### Data for processing
>> start

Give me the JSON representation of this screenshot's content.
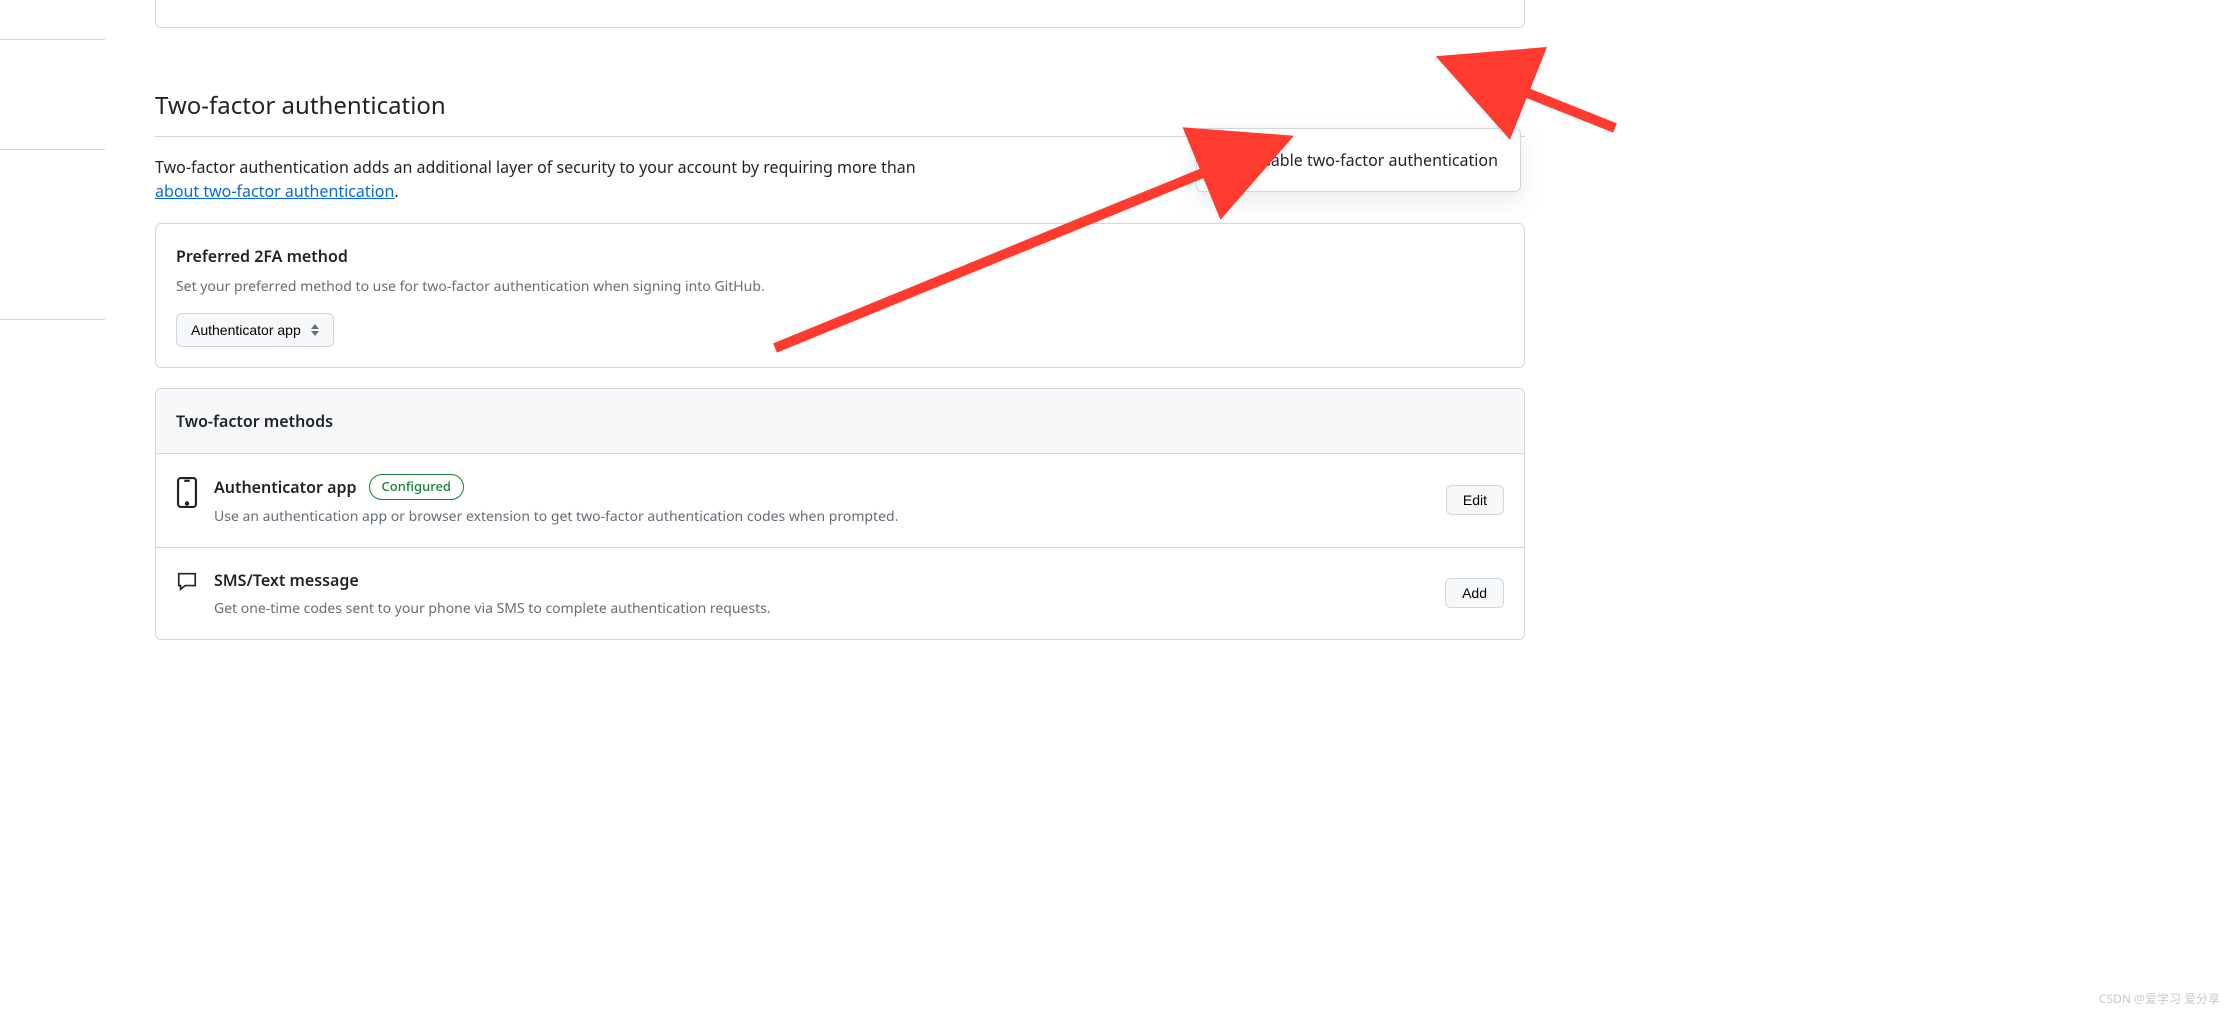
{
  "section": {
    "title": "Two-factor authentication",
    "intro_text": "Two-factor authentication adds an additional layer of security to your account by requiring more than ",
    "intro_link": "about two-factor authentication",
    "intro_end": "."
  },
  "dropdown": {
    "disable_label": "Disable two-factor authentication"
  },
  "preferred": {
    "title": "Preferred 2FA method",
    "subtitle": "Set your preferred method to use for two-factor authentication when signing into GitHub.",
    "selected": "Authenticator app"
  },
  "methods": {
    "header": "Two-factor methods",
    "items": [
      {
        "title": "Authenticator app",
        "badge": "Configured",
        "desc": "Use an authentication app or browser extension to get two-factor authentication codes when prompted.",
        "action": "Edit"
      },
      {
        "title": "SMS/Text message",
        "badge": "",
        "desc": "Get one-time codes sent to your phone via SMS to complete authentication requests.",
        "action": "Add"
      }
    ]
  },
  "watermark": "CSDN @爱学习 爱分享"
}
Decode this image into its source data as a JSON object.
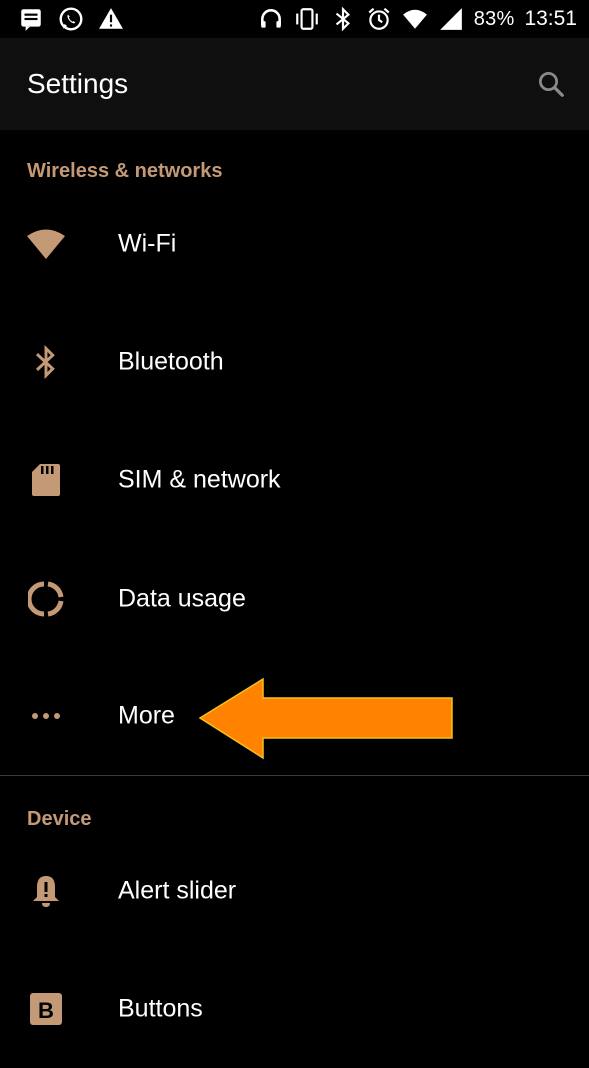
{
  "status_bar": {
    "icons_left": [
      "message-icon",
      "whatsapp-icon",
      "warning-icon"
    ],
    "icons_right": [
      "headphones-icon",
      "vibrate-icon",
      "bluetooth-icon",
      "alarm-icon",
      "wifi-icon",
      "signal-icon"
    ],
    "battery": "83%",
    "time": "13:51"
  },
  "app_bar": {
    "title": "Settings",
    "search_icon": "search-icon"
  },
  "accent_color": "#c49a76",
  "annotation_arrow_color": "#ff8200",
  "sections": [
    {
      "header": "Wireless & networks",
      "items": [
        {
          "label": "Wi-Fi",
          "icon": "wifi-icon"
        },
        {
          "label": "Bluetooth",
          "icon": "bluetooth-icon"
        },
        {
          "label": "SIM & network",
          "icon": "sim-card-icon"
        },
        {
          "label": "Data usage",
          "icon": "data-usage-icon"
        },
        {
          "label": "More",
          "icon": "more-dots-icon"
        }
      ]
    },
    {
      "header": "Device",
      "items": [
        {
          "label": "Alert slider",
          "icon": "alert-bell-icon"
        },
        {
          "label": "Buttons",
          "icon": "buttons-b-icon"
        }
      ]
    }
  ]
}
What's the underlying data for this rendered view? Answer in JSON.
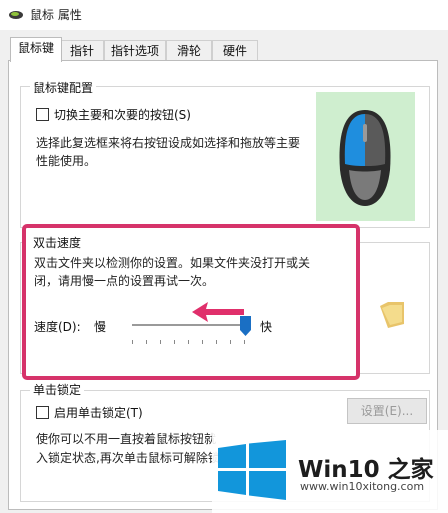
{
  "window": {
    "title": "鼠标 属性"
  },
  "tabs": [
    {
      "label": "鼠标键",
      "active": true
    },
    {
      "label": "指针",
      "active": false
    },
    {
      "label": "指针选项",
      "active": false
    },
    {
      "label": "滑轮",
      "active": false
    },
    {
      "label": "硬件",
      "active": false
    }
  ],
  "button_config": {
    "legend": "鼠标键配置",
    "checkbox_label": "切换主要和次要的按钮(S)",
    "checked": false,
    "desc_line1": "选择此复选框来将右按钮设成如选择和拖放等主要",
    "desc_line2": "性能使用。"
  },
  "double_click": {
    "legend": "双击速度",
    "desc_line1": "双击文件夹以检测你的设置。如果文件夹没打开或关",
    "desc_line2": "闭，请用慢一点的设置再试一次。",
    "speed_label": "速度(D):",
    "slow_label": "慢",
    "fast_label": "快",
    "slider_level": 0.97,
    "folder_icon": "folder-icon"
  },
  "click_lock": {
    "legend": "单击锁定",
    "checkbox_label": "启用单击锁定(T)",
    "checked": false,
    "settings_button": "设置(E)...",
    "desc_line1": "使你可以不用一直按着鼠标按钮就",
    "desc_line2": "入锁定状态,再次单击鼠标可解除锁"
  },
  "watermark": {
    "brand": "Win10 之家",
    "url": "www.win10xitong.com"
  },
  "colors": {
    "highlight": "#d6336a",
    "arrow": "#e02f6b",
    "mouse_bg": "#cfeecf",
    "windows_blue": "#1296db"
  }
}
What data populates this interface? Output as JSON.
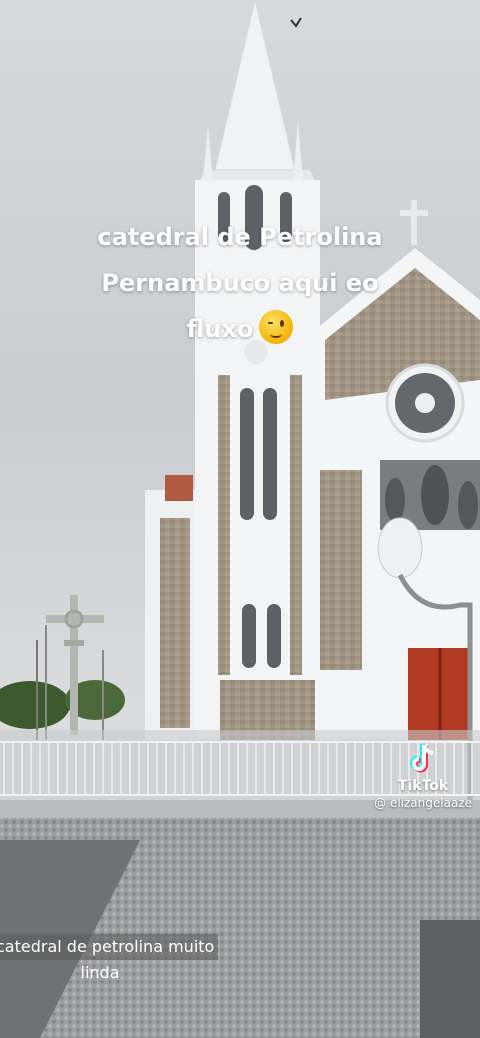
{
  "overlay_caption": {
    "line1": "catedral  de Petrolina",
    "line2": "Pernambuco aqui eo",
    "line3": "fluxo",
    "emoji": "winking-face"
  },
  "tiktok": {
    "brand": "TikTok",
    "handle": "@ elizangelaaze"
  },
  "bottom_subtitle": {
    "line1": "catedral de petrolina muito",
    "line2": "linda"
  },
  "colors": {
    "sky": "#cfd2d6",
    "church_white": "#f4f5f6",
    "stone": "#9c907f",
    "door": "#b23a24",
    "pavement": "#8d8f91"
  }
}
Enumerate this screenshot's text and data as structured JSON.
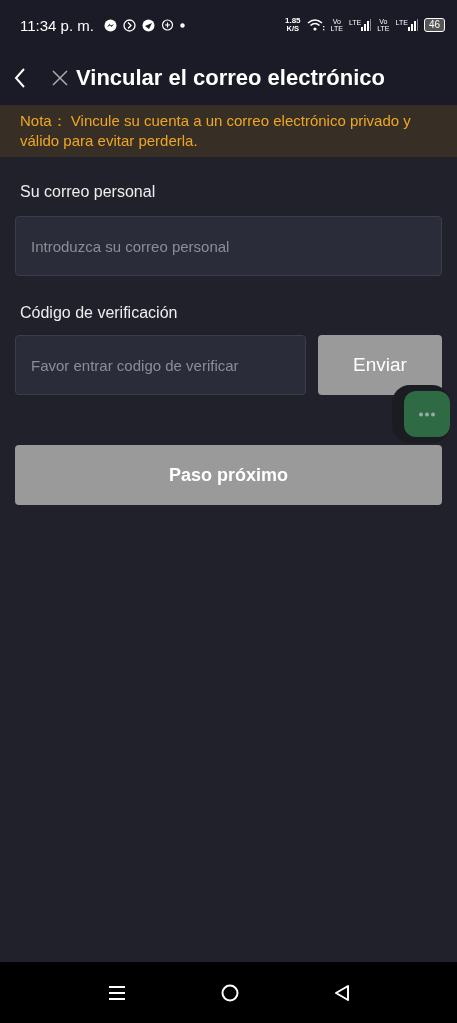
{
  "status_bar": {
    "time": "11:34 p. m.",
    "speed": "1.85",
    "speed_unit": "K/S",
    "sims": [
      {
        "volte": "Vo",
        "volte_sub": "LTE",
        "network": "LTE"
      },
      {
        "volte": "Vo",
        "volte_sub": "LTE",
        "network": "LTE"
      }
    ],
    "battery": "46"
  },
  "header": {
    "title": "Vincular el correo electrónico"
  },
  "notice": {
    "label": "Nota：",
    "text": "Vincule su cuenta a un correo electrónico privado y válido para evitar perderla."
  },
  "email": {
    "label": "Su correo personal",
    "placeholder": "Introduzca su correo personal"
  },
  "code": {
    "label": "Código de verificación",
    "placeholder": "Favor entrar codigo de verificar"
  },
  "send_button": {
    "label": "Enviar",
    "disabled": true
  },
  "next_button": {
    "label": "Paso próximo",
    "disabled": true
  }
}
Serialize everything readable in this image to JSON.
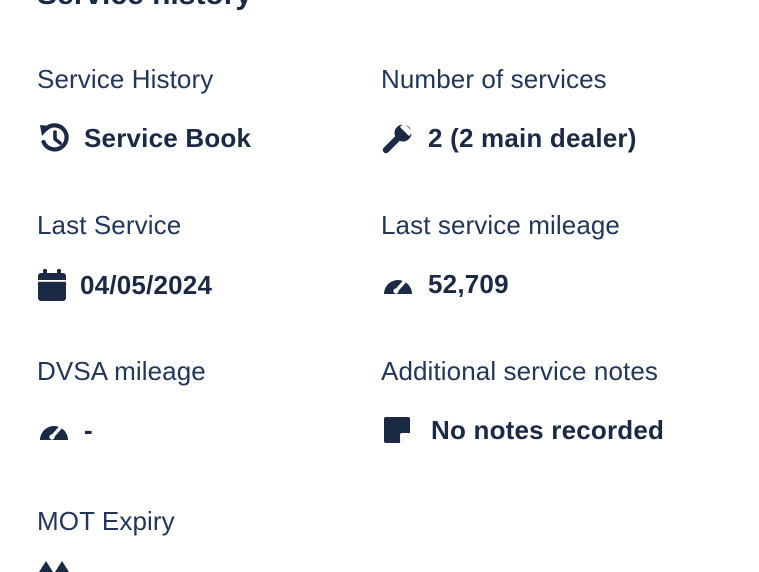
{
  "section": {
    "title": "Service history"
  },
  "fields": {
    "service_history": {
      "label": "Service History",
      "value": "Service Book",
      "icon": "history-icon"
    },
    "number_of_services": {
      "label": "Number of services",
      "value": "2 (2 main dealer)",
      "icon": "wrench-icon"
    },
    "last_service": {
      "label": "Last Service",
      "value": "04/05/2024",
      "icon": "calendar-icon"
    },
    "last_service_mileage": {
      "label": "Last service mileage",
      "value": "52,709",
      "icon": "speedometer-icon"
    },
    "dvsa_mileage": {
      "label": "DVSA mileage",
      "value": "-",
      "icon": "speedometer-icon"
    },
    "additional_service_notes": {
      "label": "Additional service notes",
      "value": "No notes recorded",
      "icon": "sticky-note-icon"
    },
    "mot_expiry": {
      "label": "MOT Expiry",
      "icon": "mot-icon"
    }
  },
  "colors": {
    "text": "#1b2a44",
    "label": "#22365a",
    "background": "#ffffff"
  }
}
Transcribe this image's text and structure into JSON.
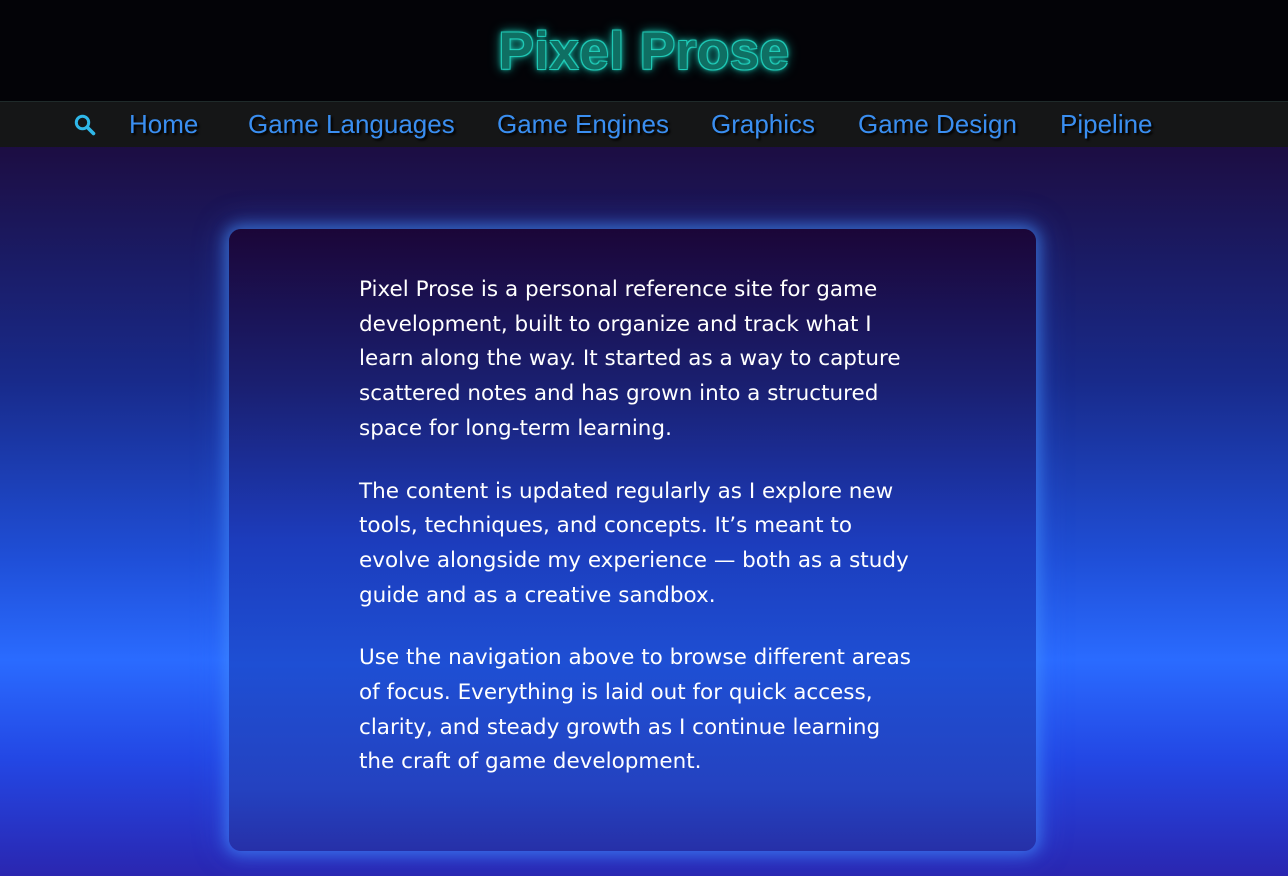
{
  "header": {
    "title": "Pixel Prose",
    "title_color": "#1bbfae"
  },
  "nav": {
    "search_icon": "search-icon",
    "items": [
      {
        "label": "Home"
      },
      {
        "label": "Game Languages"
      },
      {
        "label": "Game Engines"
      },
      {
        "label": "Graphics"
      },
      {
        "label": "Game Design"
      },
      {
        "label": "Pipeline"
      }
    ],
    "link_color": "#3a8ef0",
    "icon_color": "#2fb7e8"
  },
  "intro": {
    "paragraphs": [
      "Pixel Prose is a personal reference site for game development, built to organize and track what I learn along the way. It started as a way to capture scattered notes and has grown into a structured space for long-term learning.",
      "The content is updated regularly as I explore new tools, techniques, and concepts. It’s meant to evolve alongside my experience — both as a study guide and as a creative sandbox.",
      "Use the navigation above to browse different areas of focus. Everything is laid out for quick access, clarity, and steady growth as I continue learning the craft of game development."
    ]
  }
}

>> end

### What you should do
The lines to collect are those holding the string "development"; copy them all.

### Full response
      "Pixel Prose is a personal reference site for game development, built to organize and track what I learn along the way. It started as a way to capture scattered notes and has grown into a structured space for long-term learning.",
      "Use the navigation above to browse different areas of focus. Everything is laid out for quick access, clarity, and steady growth as I continue learning the craft of game development."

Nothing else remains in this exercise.